* **Set task**
What follows is a block of records; restate each one word for word.

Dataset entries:
▽

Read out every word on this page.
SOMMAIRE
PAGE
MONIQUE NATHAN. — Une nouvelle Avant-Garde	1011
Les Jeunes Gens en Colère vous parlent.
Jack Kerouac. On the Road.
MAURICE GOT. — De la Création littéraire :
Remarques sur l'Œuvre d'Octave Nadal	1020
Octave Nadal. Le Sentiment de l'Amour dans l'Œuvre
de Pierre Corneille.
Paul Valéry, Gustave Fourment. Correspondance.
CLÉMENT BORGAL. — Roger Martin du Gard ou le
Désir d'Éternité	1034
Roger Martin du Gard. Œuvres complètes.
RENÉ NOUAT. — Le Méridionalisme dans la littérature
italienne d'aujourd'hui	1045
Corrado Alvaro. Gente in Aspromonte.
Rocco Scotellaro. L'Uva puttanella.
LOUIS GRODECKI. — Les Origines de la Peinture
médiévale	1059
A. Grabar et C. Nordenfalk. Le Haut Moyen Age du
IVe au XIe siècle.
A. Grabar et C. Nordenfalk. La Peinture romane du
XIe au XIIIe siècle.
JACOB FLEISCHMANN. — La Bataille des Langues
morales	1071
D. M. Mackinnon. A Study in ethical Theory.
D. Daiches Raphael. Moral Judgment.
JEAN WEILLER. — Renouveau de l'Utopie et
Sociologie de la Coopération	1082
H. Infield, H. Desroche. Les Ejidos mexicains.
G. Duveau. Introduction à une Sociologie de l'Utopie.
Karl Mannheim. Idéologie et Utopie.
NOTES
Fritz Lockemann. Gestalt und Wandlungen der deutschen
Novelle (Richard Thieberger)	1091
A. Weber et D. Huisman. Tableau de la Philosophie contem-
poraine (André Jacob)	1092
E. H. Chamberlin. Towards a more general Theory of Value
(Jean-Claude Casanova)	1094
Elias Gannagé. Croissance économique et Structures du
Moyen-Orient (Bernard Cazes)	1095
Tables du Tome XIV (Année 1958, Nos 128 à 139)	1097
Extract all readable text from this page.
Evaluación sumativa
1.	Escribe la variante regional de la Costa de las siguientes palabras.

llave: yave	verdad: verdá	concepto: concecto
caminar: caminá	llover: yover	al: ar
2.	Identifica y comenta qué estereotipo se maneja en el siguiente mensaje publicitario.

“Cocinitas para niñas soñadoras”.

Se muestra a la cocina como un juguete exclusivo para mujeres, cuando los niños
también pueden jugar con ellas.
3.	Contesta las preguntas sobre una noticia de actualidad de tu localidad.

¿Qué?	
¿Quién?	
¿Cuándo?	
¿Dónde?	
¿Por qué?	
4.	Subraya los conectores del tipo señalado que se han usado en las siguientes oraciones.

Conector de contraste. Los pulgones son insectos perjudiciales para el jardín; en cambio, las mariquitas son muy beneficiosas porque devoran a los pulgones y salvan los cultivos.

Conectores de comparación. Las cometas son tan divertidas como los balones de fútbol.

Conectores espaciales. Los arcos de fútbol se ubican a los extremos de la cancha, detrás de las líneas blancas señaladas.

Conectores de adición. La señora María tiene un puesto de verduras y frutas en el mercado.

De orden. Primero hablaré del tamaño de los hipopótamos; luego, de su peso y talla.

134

△

* **Exercise response**
Read out every word on this page.
SOMMAIRE
PAGE
MONIQUE NATHAN. — Une nouvelle Avant-Garde	1011
Les Jeunes Gens en Colère vous parlent.
Jack Kerouac. On the Road.
MAURICE GOT. — De la Création littéraire :
Remarques sur l'Œuvre d'Octave Nadal	1020
Octave Nadal. Le Sentiment de l'Amour dans l'Œuvre
de Pierre Corneille.
Paul Valéry, Gustave Fourment. Correspondance.
CLÉMENT BORGAL. — Roger Martin du Gard ou le
Désir d'Éternité	1034
Roger Martin du Gard. Œuvres complètes.
RENÉ NOUAT. — Le Méridionalisme dans la littérature
italienne d'aujourd'hui	1045
Corrado Alvaro. Gente in Aspromonte.
Rocco Scotellaro. L'Uva puttanella.
LOUIS GRODECKI. — Les Origines de la Peinture
médiévale	1059
A. Grabar et C. Nordenfalk. Le Haut Moyen Age du
IVe au XIe siècle.
A. Grabar et C. Nordenfalk. La Peinture romane du
XIe au XIIIe siècle.
JACOB FLEISCHMANN. — La Bataille des Langues
morales	1071
D. M. Mackinnon. A Study in ethical Theory.
D. Daiches Raphael. Moral Judgment.
JEAN WEILLER. — Renouveau de l'Utopie et
Sociologie de la Coopération	1082
H. Infield, H. Desroche. Les Ejidos mexicains.
G. Duveau. Introduction à une Sociologie de l'Utopie.
Karl Mannheim. Idéologie et Utopie.
NOTES
Fritz Lockemann. Gestalt und Wandlungen der deutschen
Novelle (Richard Thieberger)	1091
A. Weber et D. Huisman. Tableau de la Philosophie contem-
poraine (André Jacob)	1092
E. H. Chamberlin. Towards a more general Theory of Value
(Jean-Claude Casanova)	1094
Elias Gannagé. Croissance économique et Structures du
Moyen-Orient (Bernard Cazes)	1095
Tables du Tome XIV (Année 1958, Nos 128 à 139)	1097
Extract all readable text from this page.
Evaluación sumativa
1.	Escribe la variante regional de la Costa de las siguientes palabras.

llave: yave	verdad: verdá	concepto: concecto
caminar: caminá	llover: yover	al: ar
2.	Identifica y comenta qué estereotipo se maneja en el siguiente mensaje publicitario.

“Cocinitas para niñas soñadoras”.

Se muestra a la cocina como un juguete exclusivo para mujeres, cuando los niños
también pueden jugar con ellas.
3.	Contesta las preguntas sobre una noticia de actualidad de tu localidad.

¿Qué?	
¿Quién?	
¿Cuándo?	
¿Dónde?	
¿Por qué?	
4.	Subraya los conectores del tipo señalado que se han usado en las siguientes oraciones.

Conector de contraste. Los pulgones son insectos perjudiciales para el jardín; en cambio, las mariquitas son muy beneficiosas porque devoran a los pulgones y salvan los cultivos.

Conectores de comparación. Las cometas son tan divertidas como los balones de fútbol.

Conectores espaciales. Los arcos de fútbol se ubican a los extremos de la cancha, detrás de las líneas blancas señaladas.

Conectores de adición. La señora María tiene un puesto de verduras y frutas en el mercado.

De orden. Primero hablaré del tamaño de los hipopótamos; luego, de su peso y talla.

134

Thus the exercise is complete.